:: Prompt ::
Every line of the records must be repeated exactly; pictures stay out.

:: Record set ::
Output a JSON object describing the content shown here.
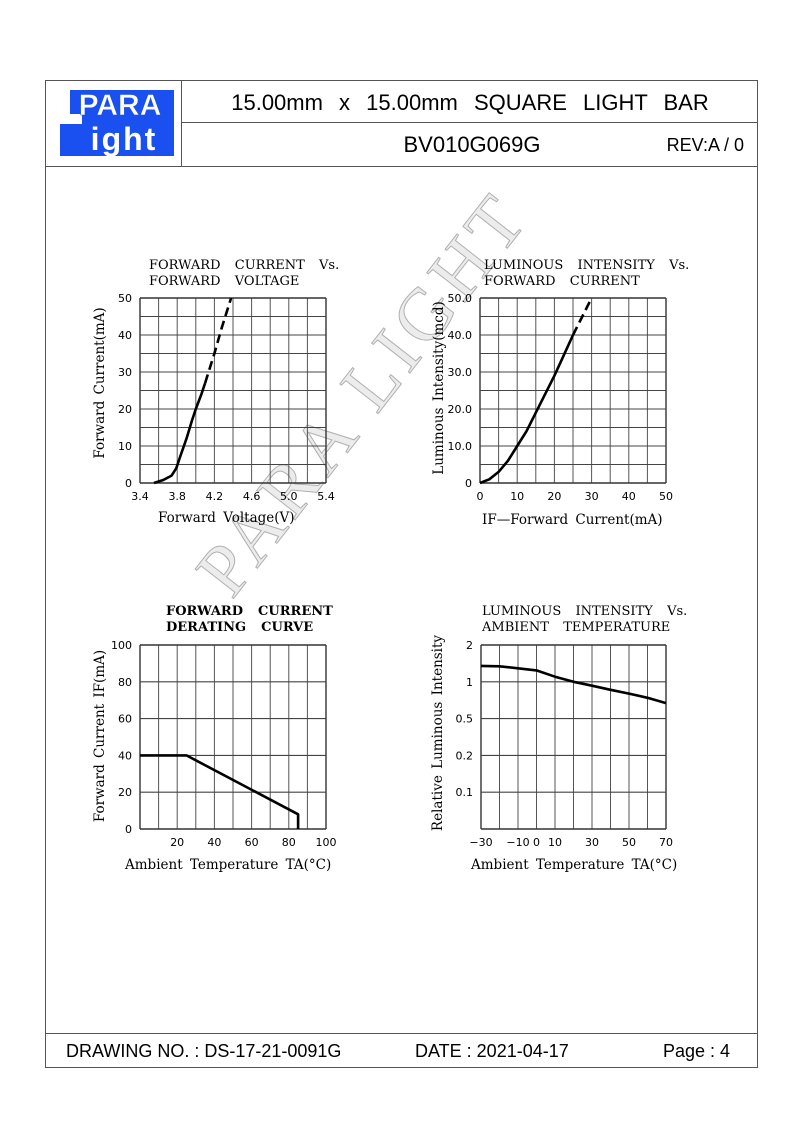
{
  "header": {
    "logo_text_top": "PARA",
    "logo_text_bottom": "ight",
    "title": "15.00mm x 15.00mm   SQUARE   LIGHT   BAR",
    "part_number": "BV010G069G",
    "revision": "REV:A / 0"
  },
  "footer": {
    "drawing_no": "DRAWING NO. : DS-17-21-0091G",
    "date": "DATE : 2021-04-17",
    "page": "Page : 4"
  },
  "watermark": "PARA LIGHT",
  "colors": {
    "brand_blue": "#1a4ff0",
    "grid": "#666666",
    "curve": "#000000"
  },
  "chart_data": [
    {
      "type": "line",
      "title": "FORWARD  CURRENT  Vs.\nFORWARD  VOLTAGE",
      "xlabel": "Forward Voltage(V)",
      "ylabel": "Forward Current(mA)",
      "xlim": [
        3.4,
        5.4
      ],
      "ylim": [
        0,
        50
      ],
      "x_ticks": [
        "3.4",
        "3.8",
        "4.2",
        "4.6",
        "5.0",
        "5.4"
      ],
      "x_tick_values": [
        3.4,
        3.8,
        4.2,
        4.6,
        5.0,
        5.4
      ],
      "y_ticks": [
        "0",
        "10",
        "20",
        "30",
        "40",
        "50"
      ],
      "y_tick_values": [
        0,
        10,
        20,
        30,
        40,
        50
      ],
      "grid": true,
      "grid_cols": 10,
      "grid_rows": 10,
      "series": [
        {
          "name": "measured",
          "style": "solid",
          "points": [
            [
              3.55,
              0
            ],
            [
              3.65,
              0.8
            ],
            [
              3.74,
              2
            ],
            [
              3.79,
              4
            ],
            [
              3.83,
              7
            ],
            [
              3.9,
              12
            ],
            [
              3.96,
              17
            ],
            [
              4.0,
              20
            ],
            [
              4.06,
              24
            ],
            [
              4.1,
              27
            ]
          ]
        },
        {
          "name": "extrapolated",
          "style": "dashed",
          "points": [
            [
              4.1,
              27
            ],
            [
              4.2,
              35
            ],
            [
              4.28,
              42
            ],
            [
              4.38,
              50
            ]
          ]
        }
      ]
    },
    {
      "type": "line",
      "title": "LUMINOUS  INTENSITY  Vs.\nFORWARD  CURRENT",
      "xlabel": "IF—Forward Current(mA)",
      "ylabel": "Luminous Intensity(mcd)",
      "xlim": [
        0,
        50
      ],
      "ylim": [
        0,
        50
      ],
      "x_ticks": [
        "0",
        "10",
        "20",
        "30",
        "40",
        "50"
      ],
      "x_tick_values": [
        0,
        10,
        20,
        30,
        40,
        50
      ],
      "y_ticks": [
        "0",
        "10.0",
        "20.0",
        "30.0",
        "40.0",
        "50.0"
      ],
      "y_tick_values": [
        0,
        10,
        20,
        30,
        40,
        50
      ],
      "grid": true,
      "grid_cols": 10,
      "grid_rows": 10,
      "series": [
        {
          "name": "measured",
          "style": "solid",
          "points": [
            [
              0,
              0
            ],
            [
              2.5,
              1
            ],
            [
              5,
              3
            ],
            [
              7.5,
              6
            ],
            [
              10,
              10
            ],
            [
              12.5,
              14
            ],
            [
              15,
              19
            ],
            [
              17.5,
              24
            ],
            [
              20,
              29
            ],
            [
              22.5,
              34.5
            ],
            [
              25,
              40
            ]
          ]
        },
        {
          "name": "extrapolated",
          "style": "dashed",
          "points": [
            [
              25,
              40
            ],
            [
              27.5,
              45
            ],
            [
              30,
              50
            ]
          ]
        }
      ]
    },
    {
      "type": "line",
      "title": "FORWARD  CURRENT\nDERATING  CURVE",
      "xlabel": "Ambient Temperature TA(°C)",
      "ylabel": "Forward Current IF(mA)",
      "xlim": [
        0,
        100
      ],
      "ylim": [
        0,
        100
      ],
      "x_ticks": [
        "20",
        "40",
        "60",
        "80",
        "100"
      ],
      "x_tick_values": [
        20,
        40,
        60,
        80,
        100
      ],
      "y_ticks": [
        "0",
        "20",
        "40",
        "60",
        "80",
        "100"
      ],
      "y_tick_values": [
        0,
        20,
        40,
        60,
        80,
        100
      ],
      "grid": true,
      "grid_cols": 10,
      "grid_rows": 5,
      "series": [
        {
          "name": "derating",
          "style": "solid",
          "points": [
            [
              0,
              40
            ],
            [
              25,
              40
            ],
            [
              85,
              8
            ],
            [
              85,
              0
            ]
          ]
        }
      ]
    },
    {
      "type": "line",
      "title": "LUMINOUS  INTENSITY  Vs.\nAMBIENT  TEMPERATURE",
      "xlabel": "Ambient Temperature TA(°C)",
      "ylabel": "Relative Luminous Intensity",
      "xlim": [
        -30,
        70
      ],
      "ylim": [
        0.05,
        2
      ],
      "y_scale": "log-ticks",
      "x_ticks": [
        "−30",
        "−10",
        "0",
        "10",
        "30",
        "50",
        "70"
      ],
      "x_tick_values": [
        -30,
        -10,
        0,
        10,
        30,
        50,
        70
      ],
      "y_ticks": [
        "0.1",
        "0.2",
        "0.5",
        "1",
        "2"
      ],
      "y_tick_values": [
        0.1,
        0.2,
        0.5,
        1,
        2
      ],
      "grid": true,
      "grid_cols": 10,
      "grid_rows": 5,
      "series": [
        {
          "name": "relative intensity",
          "style": "solid",
          "points": [
            [
              -30,
              1.35
            ],
            [
              -20,
              1.34
            ],
            [
              -10,
              1.29
            ],
            [
              0,
              1.24
            ],
            [
              10,
              1.1
            ],
            [
              20,
              1.0
            ],
            [
              30,
              0.93
            ],
            [
              40,
              0.86
            ],
            [
              50,
              0.8
            ],
            [
              60,
              0.74
            ],
            [
              70,
              0.67
            ]
          ]
        }
      ]
    }
  ]
}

:: Result ::
Output a JSON object describing the content shown here.
{
  "header": {
    "logo_text_top": "PARA",
    "logo_text_bottom": "ight",
    "title": "15.00mm x 15.00mm   SQUARE   LIGHT   BAR",
    "part_number": "BV010G069G",
    "revision": "REV:A / 0"
  },
  "footer": {
    "drawing_no": "DRAWING NO. : DS-17-21-0091G",
    "date": "DATE : 2021-04-17",
    "page": "Page : 4"
  },
  "watermark": "PARA LIGHT",
  "colors": {
    "brand_blue": "#1a4ff0",
    "grid": "#666666",
    "curve": "#000000"
  },
  "chart_data": [
    {
      "type": "line",
      "title": "FORWARD  CURRENT  Vs.\nFORWARD  VOLTAGE",
      "xlabel": "Forward Voltage(V)",
      "ylabel": "Forward Current(mA)",
      "xlim": [
        3.4,
        5.4
      ],
      "ylim": [
        0,
        50
      ],
      "x_ticks": [
        "3.4",
        "3.8",
        "4.2",
        "4.6",
        "5.0",
        "5.4"
      ],
      "x_tick_values": [
        3.4,
        3.8,
        4.2,
        4.6,
        5.0,
        5.4
      ],
      "y_ticks": [
        "0",
        "10",
        "20",
        "30",
        "40",
        "50"
      ],
      "y_tick_values": [
        0,
        10,
        20,
        30,
        40,
        50
      ],
      "grid": true,
      "grid_cols": 10,
      "grid_rows": 10,
      "series": [
        {
          "name": "measured",
          "style": "solid",
          "points": [
            [
              3.55,
              0
            ],
            [
              3.65,
              0.8
            ],
            [
              3.74,
              2
            ],
            [
              3.79,
              4
            ],
            [
              3.83,
              7
            ],
            [
              3.9,
              12
            ],
            [
              3.96,
              17
            ],
            [
              4.0,
              20
            ],
            [
              4.06,
              24
            ],
            [
              4.1,
              27
            ]
          ]
        },
        {
          "name": "extrapolated",
          "style": "dashed",
          "points": [
            [
              4.1,
              27
            ],
            [
              4.2,
              35
            ],
            [
              4.28,
              42
            ],
            [
              4.38,
              50
            ]
          ]
        }
      ]
    },
    {
      "type": "line",
      "title": "LUMINOUS  INTENSITY  Vs.\nFORWARD  CURRENT",
      "xlabel": "IF—Forward Current(mA)",
      "ylabel": "Luminous Intensity(mcd)",
      "xlim": [
        0,
        50
      ],
      "ylim": [
        0,
        50
      ],
      "x_ticks": [
        "0",
        "10",
        "20",
        "30",
        "40",
        "50"
      ],
      "x_tick_values": [
        0,
        10,
        20,
        30,
        40,
        50
      ],
      "y_ticks": [
        "0",
        "10.0",
        "20.0",
        "30.0",
        "40.0",
        "50.0"
      ],
      "y_tick_values": [
        0,
        10,
        20,
        30,
        40,
        50
      ],
      "grid": true,
      "grid_cols": 10,
      "grid_rows": 10,
      "series": [
        {
          "name": "measured",
          "style": "solid",
          "points": [
            [
              0,
              0
            ],
            [
              2.5,
              1
            ],
            [
              5,
              3
            ],
            [
              7.5,
              6
            ],
            [
              10,
              10
            ],
            [
              12.5,
              14
            ],
            [
              15,
              19
            ],
            [
              17.5,
              24
            ],
            [
              20,
              29
            ],
            [
              22.5,
              34.5
            ],
            [
              25,
              40
            ]
          ]
        },
        {
          "name": "extrapolated",
          "style": "dashed",
          "points": [
            [
              25,
              40
            ],
            [
              27.5,
              45
            ],
            [
              30,
              50
            ]
          ]
        }
      ]
    },
    {
      "type": "line",
      "title": "FORWARD  CURRENT\nDERATING  CURVE",
      "xlabel": "Ambient Temperature TA(°C)",
      "ylabel": "Forward Current IF(mA)",
      "xlim": [
        0,
        100
      ],
      "ylim": [
        0,
        100
      ],
      "x_ticks": [
        "20",
        "40",
        "60",
        "80",
        "100"
      ],
      "x_tick_values": [
        20,
        40,
        60,
        80,
        100
      ],
      "y_ticks": [
        "0",
        "20",
        "40",
        "60",
        "80",
        "100"
      ],
      "y_tick_values": [
        0,
        20,
        40,
        60,
        80,
        100
      ],
      "grid": true,
      "grid_cols": 10,
      "grid_rows": 5,
      "series": [
        {
          "name": "derating",
          "style": "solid",
          "points": [
            [
              0,
              40
            ],
            [
              25,
              40
            ],
            [
              85,
              8
            ],
            [
              85,
              0
            ]
          ]
        }
      ]
    },
    {
      "type": "line",
      "title": "LUMINOUS  INTENSITY  Vs.\nAMBIENT  TEMPERATURE",
      "xlabel": "Ambient Temperature TA(°C)",
      "ylabel": "Relative Luminous Intensity",
      "xlim": [
        -30,
        70
      ],
      "ylim": [
        0.05,
        2
      ],
      "y_scale": "log-ticks",
      "x_ticks": [
        "−30",
        "−10",
        "0",
        "10",
        "30",
        "50",
        "70"
      ],
      "x_tick_values": [
        -30,
        -10,
        0,
        10,
        30,
        50,
        70
      ],
      "y_ticks": [
        "0.1",
        "0.2",
        "0.5",
        "1",
        "2"
      ],
      "y_tick_values": [
        0.1,
        0.2,
        0.5,
        1,
        2
      ],
      "grid": true,
      "grid_cols": 10,
      "grid_rows": 5,
      "series": [
        {
          "name": "relative intensity",
          "style": "solid",
          "points": [
            [
              -30,
              1.35
            ],
            [
              -20,
              1.34
            ],
            [
              -10,
              1.29
            ],
            [
              0,
              1.24
            ],
            [
              10,
              1.1
            ],
            [
              20,
              1.0
            ],
            [
              30,
              0.93
            ],
            [
              40,
              0.86
            ],
            [
              50,
              0.8
            ],
            [
              60,
              0.74
            ],
            [
              70,
              0.67
            ]
          ]
        }
      ]
    }
  ]
}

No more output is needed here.